WHAT TO DO: Leave every picture out and write out the records below exactly.

[Dataset items]
• • • • •
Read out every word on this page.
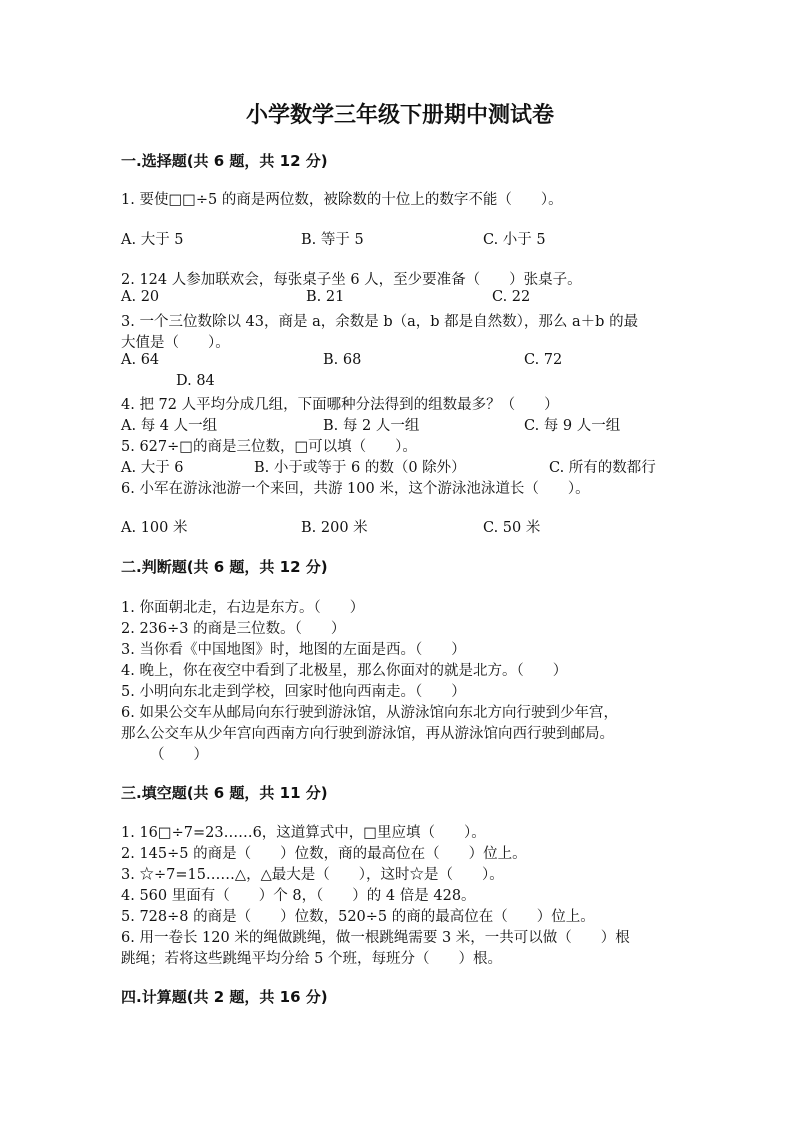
小学数学三年级下册期中测试卷
一.选择题(共 6 题，共 12 分)
1. 要使□□÷5 的商是两位数，被除数的十位上的数字不能（　　）。
A. 大于 5	B. 等于 5	C. 小于 5
2. 124 人参加联欢会，每张桌子坐 6 人，至少要准备（　　）张桌子。
A. 20	B. 21	C. 22
3. 一个三位数除以 43，商是 a，余数是 b（a，b 都是自然数），那么 a＋b 的最
大值是（　　）。
A. 64	B. 68	C. 72
D. 84
4. 把 72 人平均分成几组，下面哪种分法得到的组数最多？（　　）
A. 每 4 人一组	B. 每 2 人一组	C. 每 9 人一组
5. 627÷□的商是三位数，□可以填（　　）。
A. 大于 6	B. 小于或等于 6 的数（0 除外）	C. 所有的数都行
6. 小军在游泳池游一个来回，共游 100 米，这个游泳池泳道长（　　）。
A. 100 米	B. 200 米	C. 50 米
二.判断题(共 6 题，共 12 分)
1. 你面朝北走，右边是东方。（　　）
2. 236÷3 的商是三位数。（　　）
3. 当你看《中国地图》时，地图的左面是西。（　　）
4. 晚上，你在夜空中看到了北极星，那么你面对的就是北方。（　　）
5. 小明向东北走到学校，回家时他向西南走。（　　）
6. 如果公交车从邮局向东行驶到游泳馆，从游泳馆向东北方向行驶到少年宫，
那么公交车从少年宫向西南方向行驶到游泳馆，再从游泳馆向西行驶到邮局。
（　　）
三.填空题(共 6 题，共 11 分)
1. 16□÷7=23……6，这道算式中，□里应填（　　）。
2. 145÷5 的商是（　　）位数，商的最高位在（　　）位上。
3. ☆÷7=15……△，△最大是（　　），这时☆是（　　）。
4. 560 里面有（　　）个 8，（　　）的 4 倍是 428。
5. 728÷8 的商是（　　）位数，520÷5 的商的最高位在（　　）位上。
6. 用一卷长 120 米的绳做跳绳，做一根跳绳需要 3 米，一共可以做（　　）根
跳绳；若将这些跳绳平均分给 5 个班，每班分（　　）根。
四.计算题(共 2 题，共 16 分)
• • • • •
PROBLEM SOLUTION:
Read out every word on this page.
小学数学三年级下册期中测试卷
一.选择题(共 6 题，共 12 分)
1. 要使□□÷5 的商是两位数，被除数的十位上的数字不能（　　）。
A. 大于 5	B. 等于 5	C. 小于 5
2. 124 人参加联欢会，每张桌子坐 6 人，至少要准备（　　）张桌子。
A. 20	B. 21	C. 22
3. 一个三位数除以 43，商是 a，余数是 b（a，b 都是自然数），那么 a＋b 的最
大值是（　　）。
A. 64	B. 68	C. 72
D. 84
4. 把 72 人平均分成几组，下面哪种分法得到的组数最多？（　　）
A. 每 4 人一组	B. 每 2 人一组	C. 每 9 人一组
5. 627÷□的商是三位数，□可以填（　　）。
A. 大于 6	B. 小于或等于 6 的数（0 除外）	C. 所有的数都行
6. 小军在游泳池游一个来回，共游 100 米，这个游泳池泳道长（　　）。
A. 100 米	B. 200 米	C. 50 米
二.判断题(共 6 题，共 12 分)
1. 你面朝北走，右边是东方。（　　）
2. 236÷3 的商是三位数。（　　）
3. 当你看《中国地图》时，地图的左面是西。（　　）
4. 晚上，你在夜空中看到了北极星，那么你面对的就是北方。（　　）
5. 小明向东北走到学校，回家时他向西南走。（　　）
6. 如果公交车从邮局向东行驶到游泳馆，从游泳馆向东北方向行驶到少年宫，
那么公交车从少年宫向西南方向行驶到游泳馆，再从游泳馆向西行驶到邮局。
（　　）
三.填空题(共 6 题，共 11 分)
1. 16□÷7=23……6，这道算式中，□里应填（　　）。
2. 145÷5 的商是（　　）位数，商的最高位在（　　）位上。
3. ☆÷7=15……△，△最大是（　　），这时☆是（　　）。
4. 560 里面有（　　）个 8，（　　）的 4 倍是 428。
5. 728÷8 的商是（　　）位数，520÷5 的商的最高位在（　　）位上。
6. 用一卷长 120 米的绳做跳绳，做一根跳绳需要 3 米，一共可以做（　　）根
跳绳；若将这些跳绳平均分给 5 个班，每班分（　　）根。
四.计算题(共 2 题，共 16 分)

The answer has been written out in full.